§ Excerpted records
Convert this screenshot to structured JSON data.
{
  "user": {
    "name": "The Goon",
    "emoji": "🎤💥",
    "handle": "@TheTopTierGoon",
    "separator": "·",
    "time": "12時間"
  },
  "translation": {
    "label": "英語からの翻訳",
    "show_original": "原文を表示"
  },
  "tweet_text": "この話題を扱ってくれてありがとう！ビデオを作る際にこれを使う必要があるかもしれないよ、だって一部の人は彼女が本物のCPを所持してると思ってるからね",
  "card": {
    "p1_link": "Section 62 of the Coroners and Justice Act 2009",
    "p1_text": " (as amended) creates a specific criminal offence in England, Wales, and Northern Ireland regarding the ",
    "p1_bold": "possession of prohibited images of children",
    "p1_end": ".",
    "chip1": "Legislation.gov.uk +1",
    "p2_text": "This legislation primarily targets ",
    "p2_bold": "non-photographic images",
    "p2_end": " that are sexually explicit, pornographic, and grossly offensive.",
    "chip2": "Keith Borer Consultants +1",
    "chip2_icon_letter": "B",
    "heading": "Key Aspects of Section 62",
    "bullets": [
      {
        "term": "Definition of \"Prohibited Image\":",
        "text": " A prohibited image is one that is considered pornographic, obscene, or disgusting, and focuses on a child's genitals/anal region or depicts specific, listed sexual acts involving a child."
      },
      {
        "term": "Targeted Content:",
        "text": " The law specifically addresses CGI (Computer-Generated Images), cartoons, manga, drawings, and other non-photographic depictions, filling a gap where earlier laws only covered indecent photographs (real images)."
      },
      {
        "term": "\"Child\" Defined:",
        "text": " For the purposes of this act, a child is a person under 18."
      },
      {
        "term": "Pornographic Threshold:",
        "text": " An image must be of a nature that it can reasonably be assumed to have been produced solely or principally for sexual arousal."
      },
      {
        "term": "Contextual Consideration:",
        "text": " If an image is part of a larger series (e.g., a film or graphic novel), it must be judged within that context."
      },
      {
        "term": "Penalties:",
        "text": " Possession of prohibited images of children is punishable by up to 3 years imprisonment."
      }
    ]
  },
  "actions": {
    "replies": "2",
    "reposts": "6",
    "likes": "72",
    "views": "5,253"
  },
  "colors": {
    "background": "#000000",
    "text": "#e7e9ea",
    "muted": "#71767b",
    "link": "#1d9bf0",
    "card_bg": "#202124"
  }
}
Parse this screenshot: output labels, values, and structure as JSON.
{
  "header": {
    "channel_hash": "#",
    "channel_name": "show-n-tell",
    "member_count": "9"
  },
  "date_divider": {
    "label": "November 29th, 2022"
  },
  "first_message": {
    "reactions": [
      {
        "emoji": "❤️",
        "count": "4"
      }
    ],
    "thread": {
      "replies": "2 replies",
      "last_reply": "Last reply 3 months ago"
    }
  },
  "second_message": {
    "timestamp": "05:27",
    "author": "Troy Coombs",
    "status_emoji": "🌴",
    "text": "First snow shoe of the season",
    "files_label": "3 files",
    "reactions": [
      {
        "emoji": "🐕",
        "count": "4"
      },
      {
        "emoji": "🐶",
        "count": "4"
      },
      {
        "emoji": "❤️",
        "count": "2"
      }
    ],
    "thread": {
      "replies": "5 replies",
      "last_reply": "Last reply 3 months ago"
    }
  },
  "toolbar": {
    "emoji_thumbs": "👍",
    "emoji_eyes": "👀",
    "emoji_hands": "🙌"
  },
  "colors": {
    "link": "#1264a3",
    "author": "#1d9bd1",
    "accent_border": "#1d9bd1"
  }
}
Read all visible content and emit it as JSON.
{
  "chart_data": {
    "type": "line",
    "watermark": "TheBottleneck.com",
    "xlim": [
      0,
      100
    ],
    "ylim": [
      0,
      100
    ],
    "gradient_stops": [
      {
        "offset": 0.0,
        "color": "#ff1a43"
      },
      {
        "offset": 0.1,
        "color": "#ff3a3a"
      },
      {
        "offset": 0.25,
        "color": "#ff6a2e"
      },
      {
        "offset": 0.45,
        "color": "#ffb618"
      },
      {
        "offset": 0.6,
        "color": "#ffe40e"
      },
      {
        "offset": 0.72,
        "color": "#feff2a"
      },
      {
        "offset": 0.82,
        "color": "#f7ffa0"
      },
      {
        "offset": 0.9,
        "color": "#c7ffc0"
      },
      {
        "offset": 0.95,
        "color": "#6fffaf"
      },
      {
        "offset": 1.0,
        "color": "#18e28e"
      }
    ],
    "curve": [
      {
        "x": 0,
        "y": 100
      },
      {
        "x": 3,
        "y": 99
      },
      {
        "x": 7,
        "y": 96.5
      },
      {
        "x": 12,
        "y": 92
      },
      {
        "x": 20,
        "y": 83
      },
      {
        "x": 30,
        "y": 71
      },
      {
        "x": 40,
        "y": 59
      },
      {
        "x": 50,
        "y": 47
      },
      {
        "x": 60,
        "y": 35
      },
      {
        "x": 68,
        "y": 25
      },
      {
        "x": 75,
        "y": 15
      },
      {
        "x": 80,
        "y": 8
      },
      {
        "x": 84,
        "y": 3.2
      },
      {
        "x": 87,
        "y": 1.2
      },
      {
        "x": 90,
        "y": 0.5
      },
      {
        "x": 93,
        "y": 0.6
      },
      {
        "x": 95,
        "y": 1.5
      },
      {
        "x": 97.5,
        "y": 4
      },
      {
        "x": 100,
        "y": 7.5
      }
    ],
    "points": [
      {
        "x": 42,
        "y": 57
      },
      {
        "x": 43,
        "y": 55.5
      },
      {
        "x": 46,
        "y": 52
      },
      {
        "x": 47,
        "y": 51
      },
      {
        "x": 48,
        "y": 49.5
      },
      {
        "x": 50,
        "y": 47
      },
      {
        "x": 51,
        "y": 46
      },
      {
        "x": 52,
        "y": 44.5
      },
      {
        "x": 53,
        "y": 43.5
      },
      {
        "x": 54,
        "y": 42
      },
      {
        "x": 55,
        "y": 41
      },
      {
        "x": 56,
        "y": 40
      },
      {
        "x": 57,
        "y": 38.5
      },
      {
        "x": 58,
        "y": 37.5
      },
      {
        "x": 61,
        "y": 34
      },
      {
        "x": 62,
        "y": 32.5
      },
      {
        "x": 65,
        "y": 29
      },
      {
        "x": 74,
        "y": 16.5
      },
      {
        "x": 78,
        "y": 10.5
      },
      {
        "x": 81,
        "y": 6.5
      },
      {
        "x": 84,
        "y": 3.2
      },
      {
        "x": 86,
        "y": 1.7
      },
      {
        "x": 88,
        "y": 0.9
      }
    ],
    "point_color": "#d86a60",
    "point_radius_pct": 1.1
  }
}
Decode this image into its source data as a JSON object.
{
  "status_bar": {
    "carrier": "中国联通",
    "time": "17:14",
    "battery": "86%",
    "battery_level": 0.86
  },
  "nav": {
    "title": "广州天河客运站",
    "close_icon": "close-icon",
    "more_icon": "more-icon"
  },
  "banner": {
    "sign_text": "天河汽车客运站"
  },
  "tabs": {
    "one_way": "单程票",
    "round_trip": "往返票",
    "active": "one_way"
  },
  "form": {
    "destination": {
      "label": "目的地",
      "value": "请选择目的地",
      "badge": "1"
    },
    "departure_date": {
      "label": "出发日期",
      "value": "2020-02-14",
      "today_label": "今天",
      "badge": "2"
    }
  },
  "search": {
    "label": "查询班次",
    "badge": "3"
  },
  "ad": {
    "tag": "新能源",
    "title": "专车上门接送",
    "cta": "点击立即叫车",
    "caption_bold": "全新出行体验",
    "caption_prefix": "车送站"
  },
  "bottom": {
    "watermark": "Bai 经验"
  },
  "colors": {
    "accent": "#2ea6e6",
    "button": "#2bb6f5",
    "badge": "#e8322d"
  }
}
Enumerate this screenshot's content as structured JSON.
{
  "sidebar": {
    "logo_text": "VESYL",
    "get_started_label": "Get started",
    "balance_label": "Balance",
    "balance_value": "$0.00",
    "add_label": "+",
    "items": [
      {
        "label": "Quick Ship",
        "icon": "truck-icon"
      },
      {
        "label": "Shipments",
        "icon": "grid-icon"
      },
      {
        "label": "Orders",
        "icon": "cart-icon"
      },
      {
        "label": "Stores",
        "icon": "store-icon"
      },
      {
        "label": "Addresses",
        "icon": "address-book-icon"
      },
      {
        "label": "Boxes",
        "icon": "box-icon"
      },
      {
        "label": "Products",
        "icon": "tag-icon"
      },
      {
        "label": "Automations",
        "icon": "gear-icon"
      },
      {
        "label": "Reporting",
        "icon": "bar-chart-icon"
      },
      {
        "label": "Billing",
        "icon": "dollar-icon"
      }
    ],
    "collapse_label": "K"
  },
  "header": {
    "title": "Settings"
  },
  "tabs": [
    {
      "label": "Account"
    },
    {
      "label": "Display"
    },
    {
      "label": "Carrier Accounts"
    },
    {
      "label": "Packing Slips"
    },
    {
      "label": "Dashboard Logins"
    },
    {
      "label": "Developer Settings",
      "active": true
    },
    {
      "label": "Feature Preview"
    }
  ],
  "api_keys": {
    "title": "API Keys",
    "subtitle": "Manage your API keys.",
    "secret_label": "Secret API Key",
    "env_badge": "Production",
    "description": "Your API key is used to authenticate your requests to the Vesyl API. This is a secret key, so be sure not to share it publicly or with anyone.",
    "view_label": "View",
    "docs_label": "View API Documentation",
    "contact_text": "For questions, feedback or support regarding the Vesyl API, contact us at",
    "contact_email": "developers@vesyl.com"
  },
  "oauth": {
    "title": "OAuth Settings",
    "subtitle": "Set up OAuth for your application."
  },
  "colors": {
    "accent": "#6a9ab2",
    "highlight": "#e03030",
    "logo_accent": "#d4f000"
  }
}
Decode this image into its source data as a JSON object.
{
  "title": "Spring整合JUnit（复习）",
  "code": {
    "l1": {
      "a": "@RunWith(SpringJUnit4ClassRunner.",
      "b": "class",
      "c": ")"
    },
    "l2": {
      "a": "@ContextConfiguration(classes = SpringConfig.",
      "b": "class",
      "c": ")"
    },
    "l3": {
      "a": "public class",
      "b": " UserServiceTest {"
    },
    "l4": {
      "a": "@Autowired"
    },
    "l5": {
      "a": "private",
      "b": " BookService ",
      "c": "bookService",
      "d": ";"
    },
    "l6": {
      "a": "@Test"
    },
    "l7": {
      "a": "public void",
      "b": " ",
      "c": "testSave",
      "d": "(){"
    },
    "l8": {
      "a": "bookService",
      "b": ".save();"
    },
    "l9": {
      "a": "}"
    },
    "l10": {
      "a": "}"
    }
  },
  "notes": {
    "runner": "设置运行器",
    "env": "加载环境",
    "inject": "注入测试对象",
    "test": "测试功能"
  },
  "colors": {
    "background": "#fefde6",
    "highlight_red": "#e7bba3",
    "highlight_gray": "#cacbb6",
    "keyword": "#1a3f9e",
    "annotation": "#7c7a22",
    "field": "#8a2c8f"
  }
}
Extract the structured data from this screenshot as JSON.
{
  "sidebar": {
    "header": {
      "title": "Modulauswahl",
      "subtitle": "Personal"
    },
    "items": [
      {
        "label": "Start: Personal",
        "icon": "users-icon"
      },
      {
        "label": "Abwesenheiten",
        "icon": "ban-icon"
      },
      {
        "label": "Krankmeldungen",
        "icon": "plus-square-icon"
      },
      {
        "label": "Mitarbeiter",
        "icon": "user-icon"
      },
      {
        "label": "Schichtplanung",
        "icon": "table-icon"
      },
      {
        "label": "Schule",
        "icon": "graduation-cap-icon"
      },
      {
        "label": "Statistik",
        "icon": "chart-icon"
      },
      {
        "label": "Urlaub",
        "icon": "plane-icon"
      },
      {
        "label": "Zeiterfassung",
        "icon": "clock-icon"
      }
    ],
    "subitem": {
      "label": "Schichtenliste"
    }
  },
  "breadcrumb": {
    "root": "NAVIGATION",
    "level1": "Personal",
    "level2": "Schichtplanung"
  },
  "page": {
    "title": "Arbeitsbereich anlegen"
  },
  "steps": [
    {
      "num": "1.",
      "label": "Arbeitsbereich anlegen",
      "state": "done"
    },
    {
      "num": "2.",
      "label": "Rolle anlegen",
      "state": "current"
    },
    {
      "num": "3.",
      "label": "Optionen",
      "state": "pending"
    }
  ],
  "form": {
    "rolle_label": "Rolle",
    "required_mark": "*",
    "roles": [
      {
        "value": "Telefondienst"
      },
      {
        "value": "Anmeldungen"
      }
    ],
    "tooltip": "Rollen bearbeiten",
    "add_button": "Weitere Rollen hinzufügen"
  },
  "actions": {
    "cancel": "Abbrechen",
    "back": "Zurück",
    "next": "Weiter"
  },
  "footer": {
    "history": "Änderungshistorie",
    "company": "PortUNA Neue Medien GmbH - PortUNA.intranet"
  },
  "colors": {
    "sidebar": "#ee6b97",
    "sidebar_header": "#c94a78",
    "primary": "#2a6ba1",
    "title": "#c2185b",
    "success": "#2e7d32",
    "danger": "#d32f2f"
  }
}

§ What the task asks
Pull out every line of the entries that includes the word "Personal".

§ Answer to this exercise
      "subtitle": "Personal"
        "label": "Start: Personal",
    "level1": "Personal",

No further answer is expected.